-- START --

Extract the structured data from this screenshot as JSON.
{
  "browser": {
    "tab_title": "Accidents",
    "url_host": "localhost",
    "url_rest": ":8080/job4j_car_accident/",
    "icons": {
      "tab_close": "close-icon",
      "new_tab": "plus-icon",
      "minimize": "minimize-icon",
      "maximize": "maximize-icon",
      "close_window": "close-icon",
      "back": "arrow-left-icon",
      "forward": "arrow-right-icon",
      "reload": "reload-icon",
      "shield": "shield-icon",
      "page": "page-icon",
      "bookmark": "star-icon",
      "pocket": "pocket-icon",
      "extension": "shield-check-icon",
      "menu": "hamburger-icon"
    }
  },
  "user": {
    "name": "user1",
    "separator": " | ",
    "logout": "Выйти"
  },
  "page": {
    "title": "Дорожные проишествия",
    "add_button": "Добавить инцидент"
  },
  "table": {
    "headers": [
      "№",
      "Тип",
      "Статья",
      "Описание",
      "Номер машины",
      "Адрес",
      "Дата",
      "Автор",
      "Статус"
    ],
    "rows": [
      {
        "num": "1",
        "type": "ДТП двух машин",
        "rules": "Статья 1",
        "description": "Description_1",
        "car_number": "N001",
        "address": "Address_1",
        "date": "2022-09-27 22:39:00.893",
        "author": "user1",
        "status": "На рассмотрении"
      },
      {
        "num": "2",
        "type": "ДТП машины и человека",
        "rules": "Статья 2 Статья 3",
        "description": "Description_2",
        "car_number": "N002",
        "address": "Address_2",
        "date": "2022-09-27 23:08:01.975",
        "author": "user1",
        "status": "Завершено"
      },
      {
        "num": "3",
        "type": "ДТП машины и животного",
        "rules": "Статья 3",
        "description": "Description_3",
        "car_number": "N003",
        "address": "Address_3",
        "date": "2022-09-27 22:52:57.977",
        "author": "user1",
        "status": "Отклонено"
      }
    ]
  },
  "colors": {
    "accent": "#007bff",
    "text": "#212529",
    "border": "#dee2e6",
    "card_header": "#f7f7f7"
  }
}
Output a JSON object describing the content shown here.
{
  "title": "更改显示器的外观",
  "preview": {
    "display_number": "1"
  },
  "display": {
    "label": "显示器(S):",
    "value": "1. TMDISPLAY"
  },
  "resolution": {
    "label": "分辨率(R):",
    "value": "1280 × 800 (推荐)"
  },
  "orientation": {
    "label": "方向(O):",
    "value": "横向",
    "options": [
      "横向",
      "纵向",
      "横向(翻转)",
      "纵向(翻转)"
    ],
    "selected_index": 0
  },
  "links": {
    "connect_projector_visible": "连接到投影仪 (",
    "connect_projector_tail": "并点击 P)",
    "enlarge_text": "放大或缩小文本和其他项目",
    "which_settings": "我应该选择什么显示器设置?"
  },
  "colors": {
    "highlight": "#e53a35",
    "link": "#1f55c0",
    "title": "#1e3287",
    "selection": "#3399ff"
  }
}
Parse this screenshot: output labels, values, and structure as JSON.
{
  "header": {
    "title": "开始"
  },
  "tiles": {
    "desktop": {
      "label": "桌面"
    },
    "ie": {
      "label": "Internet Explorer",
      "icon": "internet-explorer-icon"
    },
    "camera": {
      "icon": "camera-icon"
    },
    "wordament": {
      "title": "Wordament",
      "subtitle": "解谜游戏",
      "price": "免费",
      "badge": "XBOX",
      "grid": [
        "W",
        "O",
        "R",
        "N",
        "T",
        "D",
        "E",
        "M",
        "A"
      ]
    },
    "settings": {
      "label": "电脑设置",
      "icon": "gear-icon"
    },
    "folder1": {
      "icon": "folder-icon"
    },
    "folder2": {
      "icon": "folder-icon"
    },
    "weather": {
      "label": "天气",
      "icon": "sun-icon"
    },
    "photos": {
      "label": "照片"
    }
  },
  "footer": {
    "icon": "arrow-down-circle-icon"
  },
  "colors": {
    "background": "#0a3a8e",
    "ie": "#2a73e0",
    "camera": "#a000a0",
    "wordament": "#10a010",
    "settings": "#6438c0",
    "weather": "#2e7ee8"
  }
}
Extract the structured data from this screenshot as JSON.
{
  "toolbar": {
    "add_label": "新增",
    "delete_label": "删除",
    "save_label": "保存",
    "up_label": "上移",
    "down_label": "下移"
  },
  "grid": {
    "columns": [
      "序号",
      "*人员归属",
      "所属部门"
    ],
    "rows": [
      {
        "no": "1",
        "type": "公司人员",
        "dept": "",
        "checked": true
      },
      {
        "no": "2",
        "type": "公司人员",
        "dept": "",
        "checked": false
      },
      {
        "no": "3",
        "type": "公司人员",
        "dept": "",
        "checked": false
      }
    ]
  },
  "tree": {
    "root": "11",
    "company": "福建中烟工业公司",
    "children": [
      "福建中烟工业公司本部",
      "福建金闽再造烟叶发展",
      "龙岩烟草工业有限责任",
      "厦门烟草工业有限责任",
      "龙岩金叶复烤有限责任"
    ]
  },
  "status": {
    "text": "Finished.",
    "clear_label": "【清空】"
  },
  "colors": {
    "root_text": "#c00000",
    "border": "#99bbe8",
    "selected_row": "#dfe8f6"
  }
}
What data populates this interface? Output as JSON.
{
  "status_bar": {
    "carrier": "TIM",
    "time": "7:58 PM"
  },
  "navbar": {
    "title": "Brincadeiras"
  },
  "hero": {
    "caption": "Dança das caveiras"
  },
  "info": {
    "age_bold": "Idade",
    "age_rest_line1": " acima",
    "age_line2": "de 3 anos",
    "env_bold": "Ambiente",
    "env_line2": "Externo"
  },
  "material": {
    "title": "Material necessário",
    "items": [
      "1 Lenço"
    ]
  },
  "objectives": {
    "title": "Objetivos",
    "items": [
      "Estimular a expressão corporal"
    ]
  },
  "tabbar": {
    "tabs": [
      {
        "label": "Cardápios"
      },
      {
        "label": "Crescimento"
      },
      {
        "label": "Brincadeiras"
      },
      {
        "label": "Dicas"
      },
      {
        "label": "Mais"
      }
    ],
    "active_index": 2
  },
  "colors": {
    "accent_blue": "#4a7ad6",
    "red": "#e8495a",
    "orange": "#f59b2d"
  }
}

-- END --

Reproduce the material above exactly; please quote every line of it.

Extract the structured data from this screenshot as JSON.
{
  "browser": {
    "tab_title": "Accidents",
    "url_host": "localhost",
    "url_rest": ":8080/job4j_car_accident/",
    "icons": {
      "tab_close": "close-icon",
      "new_tab": "plus-icon",
      "minimize": "minimize-icon",
      "maximize": "maximize-icon",
      "close_window": "close-icon",
      "back": "arrow-left-icon",
      "forward": "arrow-right-icon",
      "reload": "reload-icon",
      "shield": "shield-icon",
      "page": "page-icon",
      "bookmark": "star-icon",
      "pocket": "pocket-icon",
      "extension": "shield-check-icon",
      "menu": "hamburger-icon"
    }
  },
  "user": {
    "name": "user1",
    "separator": " | ",
    "logout": "Выйти"
  },
  "page": {
    "title": "Дорожные проишествия",
    "add_button": "Добавить инцидент"
  },
  "table": {
    "headers": [
      "№",
      "Тип",
      "Статья",
      "Описание",
      "Номер машины",
      "Адрес",
      "Дата",
      "Автор",
      "Статус"
    ],
    "rows": [
      {
        "num": "1",
        "type": "ДТП двух машин",
        "rules": "Статья 1",
        "description": "Description_1",
        "car_number": "N001",
        "address": "Address_1",
        "date": "2022-09-27 22:39:00.893",
        "author": "user1",
        "status": "На рассмотрении"
      },
      {
        "num": "2",
        "type": "ДТП машины и человека",
        "rules": "Статья 2 Статья 3",
        "description": "Description_2",
        "car_number": "N002",
        "address": "Address_2",
        "date": "2022-09-27 23:08:01.975",
        "author": "user1",
        "status": "Завершено"
      },
      {
        "num": "3",
        "type": "ДТП машины и животного",
        "rules": "Статья 3",
        "description": "Description_3",
        "car_number": "N003",
        "address": "Address_3",
        "date": "2022-09-27 22:52:57.977",
        "author": "user1",
        "status": "Отклонено"
      }
    ]
  },
  "colors": {
    "accent": "#007bff",
    "text": "#212529",
    "border": "#dee2e6",
    "card_header": "#f7f7f7"
  }
}
Output a JSON object describing the content shown here.
{
  "title": "更改显示器的外观",
  "preview": {
    "display_number": "1"
  },
  "display": {
    "label": "显示器(S):",
    "value": "1. TMDISPLAY"
  },
  "resolution": {
    "label": "分辨率(R):",
    "value": "1280 × 800 (推荐)"
  },
  "orientation": {
    "label": "方向(O):",
    "value": "横向",
    "options": [
      "横向",
      "纵向",
      "横向(翻转)",
      "纵向(翻转)"
    ],
    "selected_index": 0
  },
  "links": {
    "connect_projector_visible": "连接到投影仪 (",
    "connect_projector_tail": "并点击 P)",
    "enlarge_text": "放大或缩小文本和其他项目",
    "which_settings": "我应该选择什么显示器设置?"
  },
  "colors": {
    "highlight": "#e53a35",
    "link": "#1f55c0",
    "title": "#1e3287",
    "selection": "#3399ff"
  }
}
Parse this screenshot: output labels, values, and structure as JSON.
{
  "header": {
    "title": "开始"
  },
  "tiles": {
    "desktop": {
      "label": "桌面"
    },
    "ie": {
      "label": "Internet Explorer",
      "icon": "internet-explorer-icon"
    },
    "camera": {
      "icon": "camera-icon"
    },
    "wordament": {
      "title": "Wordament",
      "subtitle": "解谜游戏",
      "price": "免费",
      "badge": "XBOX",
      "grid": [
        "W",
        "O",
        "R",
        "N",
        "T",
        "D",
        "E",
        "M",
        "A"
      ]
    },
    "settings": {
      "label": "电脑设置",
      "icon": "gear-icon"
    },
    "folder1": {
      "icon": "folder-icon"
    },
    "folder2": {
      "icon": "folder-icon"
    },
    "weather": {
      "label": "天气",
      "icon": "sun-icon"
    },
    "photos": {
      "label": "照片"
    }
  },
  "footer": {
    "icon": "arrow-down-circle-icon"
  },
  "colors": {
    "background": "#0a3a8e",
    "ie": "#2a73e0",
    "camera": "#a000a0",
    "wordament": "#10a010",
    "settings": "#6438c0",
    "weather": "#2e7ee8"
  }
}
Extract the structured data from this screenshot as JSON.
{
  "toolbar": {
    "add_label": "新增",
    "delete_label": "删除",
    "save_label": "保存",
    "up_label": "上移",
    "down_label": "下移"
  },
  "grid": {
    "columns": [
      "序号",
      "*人员归属",
      "所属部门"
    ],
    "rows": [
      {
        "no": "1",
        "type": "公司人员",
        "dept": "",
        "checked": true
      },
      {
        "no": "2",
        "type": "公司人员",
        "dept": "",
        "checked": false
      },
      {
        "no": "3",
        "type": "公司人员",
        "dept": "",
        "checked": false
      }
    ]
  },
  "tree": {
    "root": "11",
    "company": "福建中烟工业公司",
    "children": [
      "福建中烟工业公司本部",
      "福建金闽再造烟叶发展",
      "龙岩烟草工业有限责任",
      "厦门烟草工业有限责任",
      "龙岩金叶复烤有限责任"
    ]
  },
  "status": {
    "text": "Finished.",
    "clear_label": "【清空】"
  },
  "colors": {
    "root_text": "#c00000",
    "border": "#99bbe8",
    "selected_row": "#dfe8f6"
  }
}
What data populates this interface? Output as JSON.
{
  "status_bar": {
    "carrier": "TIM",
    "time": "7:58 PM"
  },
  "navbar": {
    "title": "Brincadeiras"
  },
  "hero": {
    "caption": "Dança das caveiras"
  },
  "info": {
    "age_bold": "Idade",
    "age_rest_line1": " acima",
    "age_line2": "de 3 anos",
    "env_bold": "Ambiente",
    "env_line2": "Externo"
  },
  "material": {
    "title": "Material necessário",
    "items": [
      "1 Lenço"
    ]
  },
  "objectives": {
    "title": "Objetivos",
    "items": [
      "Estimular a expressão corporal"
    ]
  },
  "tabbar": {
    "tabs": [
      {
        "label": "Cardápios"
      },
      {
        "label": "Crescimento"
      },
      {
        "label": "Brincadeiras"
      },
      {
        "label": "Dicas"
      },
      {
        "label": "Mais"
      }
    ],
    "active_index": 2
  },
  "colors": {
    "accent_blue": "#4a7ad6",
    "red": "#e8495a",
    "orange": "#f59b2d"
  }
}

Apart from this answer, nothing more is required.